Data entries:
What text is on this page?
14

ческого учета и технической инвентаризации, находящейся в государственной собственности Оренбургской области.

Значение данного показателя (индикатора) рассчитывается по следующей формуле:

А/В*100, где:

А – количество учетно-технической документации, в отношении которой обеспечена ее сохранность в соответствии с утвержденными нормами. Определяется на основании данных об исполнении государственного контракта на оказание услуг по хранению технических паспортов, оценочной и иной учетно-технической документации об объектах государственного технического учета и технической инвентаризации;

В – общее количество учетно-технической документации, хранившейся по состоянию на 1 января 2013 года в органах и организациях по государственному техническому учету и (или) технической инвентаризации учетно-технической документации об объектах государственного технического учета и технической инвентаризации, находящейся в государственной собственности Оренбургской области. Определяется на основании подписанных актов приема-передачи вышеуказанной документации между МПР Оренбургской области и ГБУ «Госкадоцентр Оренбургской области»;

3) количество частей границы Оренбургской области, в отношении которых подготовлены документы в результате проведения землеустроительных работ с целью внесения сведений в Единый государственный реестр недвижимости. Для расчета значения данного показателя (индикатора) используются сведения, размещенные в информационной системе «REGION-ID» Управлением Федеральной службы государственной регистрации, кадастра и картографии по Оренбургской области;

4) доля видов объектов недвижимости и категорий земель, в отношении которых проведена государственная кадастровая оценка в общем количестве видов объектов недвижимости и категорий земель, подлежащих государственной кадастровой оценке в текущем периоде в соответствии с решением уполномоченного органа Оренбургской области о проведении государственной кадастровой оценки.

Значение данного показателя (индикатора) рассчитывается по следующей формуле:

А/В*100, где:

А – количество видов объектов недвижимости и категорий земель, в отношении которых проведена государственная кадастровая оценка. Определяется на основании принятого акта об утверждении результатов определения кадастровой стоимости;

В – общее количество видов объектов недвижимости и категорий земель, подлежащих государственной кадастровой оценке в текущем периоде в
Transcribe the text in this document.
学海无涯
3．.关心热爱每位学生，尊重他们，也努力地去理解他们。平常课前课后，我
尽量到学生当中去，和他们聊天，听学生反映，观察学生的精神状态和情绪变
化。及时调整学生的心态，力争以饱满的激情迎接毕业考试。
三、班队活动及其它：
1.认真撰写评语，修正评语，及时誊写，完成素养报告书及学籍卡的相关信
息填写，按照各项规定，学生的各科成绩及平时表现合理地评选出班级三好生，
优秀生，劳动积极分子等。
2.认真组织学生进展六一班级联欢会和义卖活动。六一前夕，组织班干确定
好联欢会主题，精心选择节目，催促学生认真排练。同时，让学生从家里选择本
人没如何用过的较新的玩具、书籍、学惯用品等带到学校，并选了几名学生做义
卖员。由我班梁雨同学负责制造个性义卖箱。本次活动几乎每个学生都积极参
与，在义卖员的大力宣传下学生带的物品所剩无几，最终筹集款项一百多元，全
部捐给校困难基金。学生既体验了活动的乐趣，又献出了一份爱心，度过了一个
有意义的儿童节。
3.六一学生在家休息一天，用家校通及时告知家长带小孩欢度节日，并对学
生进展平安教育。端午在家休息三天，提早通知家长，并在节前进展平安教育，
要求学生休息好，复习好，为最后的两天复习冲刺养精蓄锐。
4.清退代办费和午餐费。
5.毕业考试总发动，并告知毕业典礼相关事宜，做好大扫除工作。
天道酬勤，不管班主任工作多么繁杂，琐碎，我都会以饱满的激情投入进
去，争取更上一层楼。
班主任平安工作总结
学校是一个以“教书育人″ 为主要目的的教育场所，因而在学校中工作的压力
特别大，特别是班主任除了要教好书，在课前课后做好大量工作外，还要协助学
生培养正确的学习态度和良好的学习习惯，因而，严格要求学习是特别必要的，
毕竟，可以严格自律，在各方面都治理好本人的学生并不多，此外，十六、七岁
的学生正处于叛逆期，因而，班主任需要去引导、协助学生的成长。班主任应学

## Requirement
Reproduce the full listing exactly.

## Full solution
What text is on this page?
14

ческого учета и технической инвентаризации, находящейся в государственной собственности Оренбургской области.

Значение данного показателя (индикатора) рассчитывается по следующей формуле:

А/В*100, где:

А – количество учетно-технической документации, в отношении которой обеспечена ее сохранность в соответствии с утвержденными нормами. Определяется на основании данных об исполнении государственного контракта на оказание услуг по хранению технических паспортов, оценочной и иной учетно-технической документации об объектах государственного технического учета и технической инвентаризации;

В – общее количество учетно-технической документации, хранившейся по состоянию на 1 января 2013 года в органах и организациях по государственному техническому учету и (или) технической инвентаризации учетно-технической документации об объектах государственного технического учета и технической инвентаризации, находящейся в государственной собственности Оренбургской области. Определяется на основании подписанных актов приема-передачи вышеуказанной документации между МПР Оренбургской области и ГБУ «Госкадоцентр Оренбургской области»;

3) количество частей границы Оренбургской области, в отношении которых подготовлены документы в результате проведения землеустроительных работ с целью внесения сведений в Единый государственный реестр недвижимости. Для расчета значения данного показателя (индикатора) используются сведения, размещенные в информационной системе «REGION-ID» Управлением Федеральной службы государственной регистрации, кадастра и картографии по Оренбургской области;

4) доля видов объектов недвижимости и категорий земель, в отношении которых проведена государственная кадастровая оценка в общем количестве видов объектов недвижимости и категорий земель, подлежащих государственной кадастровой оценке в текущем периоде в соответствии с решением уполномоченного органа Оренбургской области о проведении государственной кадастровой оценки.

Значение данного показателя (индикатора) рассчитывается по следующей формуле:

А/В*100, где:

А – количество видов объектов недвижимости и категорий земель, в отношении которых проведена государственная кадастровая оценка. Определяется на основании принятого акта об утверждении результатов определения кадастровой стоимости;

В – общее количество видов объектов недвижимости и категорий земель, подлежащих государственной кадастровой оценке в текущем периоде в
Transcribe the text in this document.
学海无涯
3．.关心热爱每位学生，尊重他们，也努力地去理解他们。平常课前课后，我
尽量到学生当中去，和他们聊天，听学生反映，观察学生的精神状态和情绪变
化。及时调整学生的心态，力争以饱满的激情迎接毕业考试。
三、班队活动及其它：
1.认真撰写评语，修正评语，及时誊写，完成素养报告书及学籍卡的相关信
息填写，按照各项规定，学生的各科成绩及平时表现合理地评选出班级三好生，
优秀生，劳动积极分子等。
2.认真组织学生进展六一班级联欢会和义卖活动。六一前夕，组织班干确定
好联欢会主题，精心选择节目，催促学生认真排练。同时，让学生从家里选择本
人没如何用过的较新的玩具、书籍、学惯用品等带到学校，并选了几名学生做义
卖员。由我班梁雨同学负责制造个性义卖箱。本次活动几乎每个学生都积极参
与，在义卖员的大力宣传下学生带的物品所剩无几，最终筹集款项一百多元，全
部捐给校困难基金。学生既体验了活动的乐趣，又献出了一份爱心，度过了一个
有意义的儿童节。
3.六一学生在家休息一天，用家校通及时告知家长带小孩欢度节日，并对学
生进展平安教育。端午在家休息三天，提早通知家长，并在节前进展平安教育，
要求学生休息好，复习好，为最后的两天复习冲刺养精蓄锐。
4.清退代办费和午餐费。
5.毕业考试总发动，并告知毕业典礼相关事宜，做好大扫除工作。
天道酬勤，不管班主任工作多么繁杂，琐碎，我都会以饱满的激情投入进
去，争取更上一层楼。
班主任平安工作总结
学校是一个以“教书育人″ 为主要目的的教育场所，因而在学校中工作的压力
特别大，特别是班主任除了要教好书，在课前课后做好大量工作外，还要协助学
生培养正确的学习态度和良好的学习习惯，因而，严格要求学习是特别必要的，
毕竟，可以严格自律，在各方面都治理好本人的学生并不多，此外，十六、七岁
的学生正处于叛逆期，因而，班主任需要去引导、协助学生的成长。班主任应学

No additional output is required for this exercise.